_PASSAGE EXTRAIT_.
Le Baptême de Mary-Fanny-Victoire

C'est donc pour rendre hommage aux 104 Aubiérois morts durant la Grande Guerre que les paroissiens d'Aubière décidèrent de leur offrir, à titre posthume, une cloche de 500 kilos. C'est ce que relate "L'avenir du Puy-de-Dôme et du Centre" dans son article ci-dessous, daté du 3 février 1923.
Les archives communales d'Aubière nous en offre aujourd'hui le devis.


            Nos bons voisins d’Aubière étaient dimanche dernier en fête : une fête familiale et magnifique, de celles qui rappellent les grandes solennités d’antan, faisant époque dans l’histoire des vieux bourgs provinciaux, de celles que les aïeules aimaient à évoquer autour de l’âtre.
         Voici :
         Aubière, qui fait bien les choses quand cela lui dit, avait jugé bon, à l’occasion d’une fort belle Mission qui vient de se terminer, de s’offrir un royal cadeau qui célébrait, d’une façon, les 104 de ses enfants tombés pour la patrie lors de la Grande Guerre, tout en commémorant le souvenir ému de leurs ancêtres.
         Et il fût décidé que l’airain mêlant sa voix à celle de la population, une cloche d’allure impressionnante, serait offerte à la paroisse et inaugurée le jour de la clôture de Mission.
         En quelques semaines, une dizaine de mille francs, bientôt récoltés par les soins d’un pasteur zélé, s’en allèrent vers le creuset d’un de nos meilleurs fondeurs, pour revenir bientôt sous la forme la plus noble et la plus symbolique qu’ait jamais revêtu le métal.
         Et c’est ainsi que la superbe cloche : “Marie-Fanny-Victoire“ vibra, dimanche, pour la première fois, en l’église d’Aubière, sous la main de Mgr Marnas, évêque de Clermont, qui avait tenu à venir présider, en personne, la cérémonie, entouré d’un nombreux clergé et en présence de plus de seize cents fidèles, à ne compter que les privilégiés qui avaient pu pénétrer dans l’église étincelante et parée avec une profusion de fleurs et de lumières, harmonieusement disposées.

La cloche fut réalisée par le fondeur Georges Farnier à Robécourt dans les Vosges.
Devis de la cloche du 1er juin 1922
(Archives communales d'Aubière)

_DONNÉES EXTRAITES_.
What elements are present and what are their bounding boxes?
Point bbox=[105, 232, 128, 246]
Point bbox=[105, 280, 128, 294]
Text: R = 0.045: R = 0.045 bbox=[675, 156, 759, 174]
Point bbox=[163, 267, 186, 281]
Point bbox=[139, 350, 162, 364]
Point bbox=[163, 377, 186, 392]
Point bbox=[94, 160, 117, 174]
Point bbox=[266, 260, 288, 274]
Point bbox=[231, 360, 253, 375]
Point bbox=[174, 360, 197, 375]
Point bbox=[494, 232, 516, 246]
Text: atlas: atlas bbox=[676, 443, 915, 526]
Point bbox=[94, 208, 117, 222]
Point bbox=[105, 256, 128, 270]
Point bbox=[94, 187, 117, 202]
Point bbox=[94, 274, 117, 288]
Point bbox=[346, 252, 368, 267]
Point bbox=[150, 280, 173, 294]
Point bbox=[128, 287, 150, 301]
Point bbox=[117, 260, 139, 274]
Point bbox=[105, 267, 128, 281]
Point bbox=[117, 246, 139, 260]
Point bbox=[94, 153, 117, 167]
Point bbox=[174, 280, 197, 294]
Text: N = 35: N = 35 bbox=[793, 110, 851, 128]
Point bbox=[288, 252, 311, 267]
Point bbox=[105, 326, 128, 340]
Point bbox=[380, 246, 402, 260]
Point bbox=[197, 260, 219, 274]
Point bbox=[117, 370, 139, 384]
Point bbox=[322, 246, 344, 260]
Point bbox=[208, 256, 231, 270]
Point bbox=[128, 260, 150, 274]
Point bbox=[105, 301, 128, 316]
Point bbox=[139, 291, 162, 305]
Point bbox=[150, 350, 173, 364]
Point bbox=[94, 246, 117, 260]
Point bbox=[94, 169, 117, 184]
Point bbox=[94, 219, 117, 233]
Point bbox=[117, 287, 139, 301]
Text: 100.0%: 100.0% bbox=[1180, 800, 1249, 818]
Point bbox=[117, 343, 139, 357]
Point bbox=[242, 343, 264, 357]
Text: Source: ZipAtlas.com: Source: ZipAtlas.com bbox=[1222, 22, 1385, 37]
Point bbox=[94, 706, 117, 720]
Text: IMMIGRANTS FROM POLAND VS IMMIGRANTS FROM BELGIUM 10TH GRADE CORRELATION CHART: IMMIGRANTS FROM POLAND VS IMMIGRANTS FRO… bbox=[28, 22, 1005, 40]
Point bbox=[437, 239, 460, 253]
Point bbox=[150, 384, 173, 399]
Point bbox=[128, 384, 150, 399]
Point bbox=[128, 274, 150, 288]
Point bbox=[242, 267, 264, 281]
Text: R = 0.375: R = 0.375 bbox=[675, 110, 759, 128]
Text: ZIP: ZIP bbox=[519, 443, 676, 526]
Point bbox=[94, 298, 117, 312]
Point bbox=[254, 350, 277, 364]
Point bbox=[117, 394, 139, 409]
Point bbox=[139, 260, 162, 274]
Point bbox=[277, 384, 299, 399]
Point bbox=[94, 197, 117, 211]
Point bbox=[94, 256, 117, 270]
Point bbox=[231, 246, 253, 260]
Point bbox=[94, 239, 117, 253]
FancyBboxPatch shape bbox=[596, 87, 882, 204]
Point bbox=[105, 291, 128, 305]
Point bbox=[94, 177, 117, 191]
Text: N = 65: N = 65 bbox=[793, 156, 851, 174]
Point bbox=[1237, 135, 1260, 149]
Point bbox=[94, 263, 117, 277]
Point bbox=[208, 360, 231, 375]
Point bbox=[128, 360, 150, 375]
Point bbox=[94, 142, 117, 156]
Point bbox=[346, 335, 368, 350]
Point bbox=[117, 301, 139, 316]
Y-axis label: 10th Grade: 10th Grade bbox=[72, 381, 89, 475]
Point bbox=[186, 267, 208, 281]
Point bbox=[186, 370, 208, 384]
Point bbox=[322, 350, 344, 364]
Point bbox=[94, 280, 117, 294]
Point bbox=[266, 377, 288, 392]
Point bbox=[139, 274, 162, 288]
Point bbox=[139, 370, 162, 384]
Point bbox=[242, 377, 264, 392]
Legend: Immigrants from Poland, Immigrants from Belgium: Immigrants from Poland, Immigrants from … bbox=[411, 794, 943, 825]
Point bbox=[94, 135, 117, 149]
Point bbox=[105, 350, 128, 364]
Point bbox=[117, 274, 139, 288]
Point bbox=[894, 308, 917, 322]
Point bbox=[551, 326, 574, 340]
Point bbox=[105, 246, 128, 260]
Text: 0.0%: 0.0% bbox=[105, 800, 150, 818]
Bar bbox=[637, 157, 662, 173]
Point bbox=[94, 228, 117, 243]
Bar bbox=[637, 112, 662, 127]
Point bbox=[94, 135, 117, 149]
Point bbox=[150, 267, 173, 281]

_SÉRIE DE TÂCHES_.
1. Énumérez les noms de lieux qui figurent dans le texte sur la cloche d'Aubière, sans compter ceux du titre du journal.
2. Recopiez le passage du texte sur la cloche d'Aubière qui s'ouvre sur les mots contenant « En quelques semaines, une » et se termine par « lumières, harmonieusement disposées. ».
Les enregistrements n'ont aucune utilité ici.

_SOLUTIONS DANS L'ORDRE_.
1. Aubière, Clermont, Robécourt, Vosges

2.
En quelques semaines, une dizaine de mille francs, bientôt récoltés par les soins d’un pasteur zélé, s’en allèrent vers le creuset d’un de nos meilleurs fondeurs, pour revenir bientôt sous la forme la plus noble et la plus symbolique qu’ait jamais revêtu le métal.
         Et c’est ainsi que la superbe cloche : “Marie-Fanny-Victoire“ vibra, dimanche, pour la première fois, en l’église d’Aubière, sous la main de Mgr Marnas, évêque de Clermont, qui avait tenu à venir présider, en personne, la cérémonie, entouré d’un nombreux clergé et en présence de plus de seize cents fidèles, à ne compter que les privilégiés qui avaient pu pénétrer dans l’église étincelante et parée avec une profusion de fleurs et de lumières, harmonieusement disposées.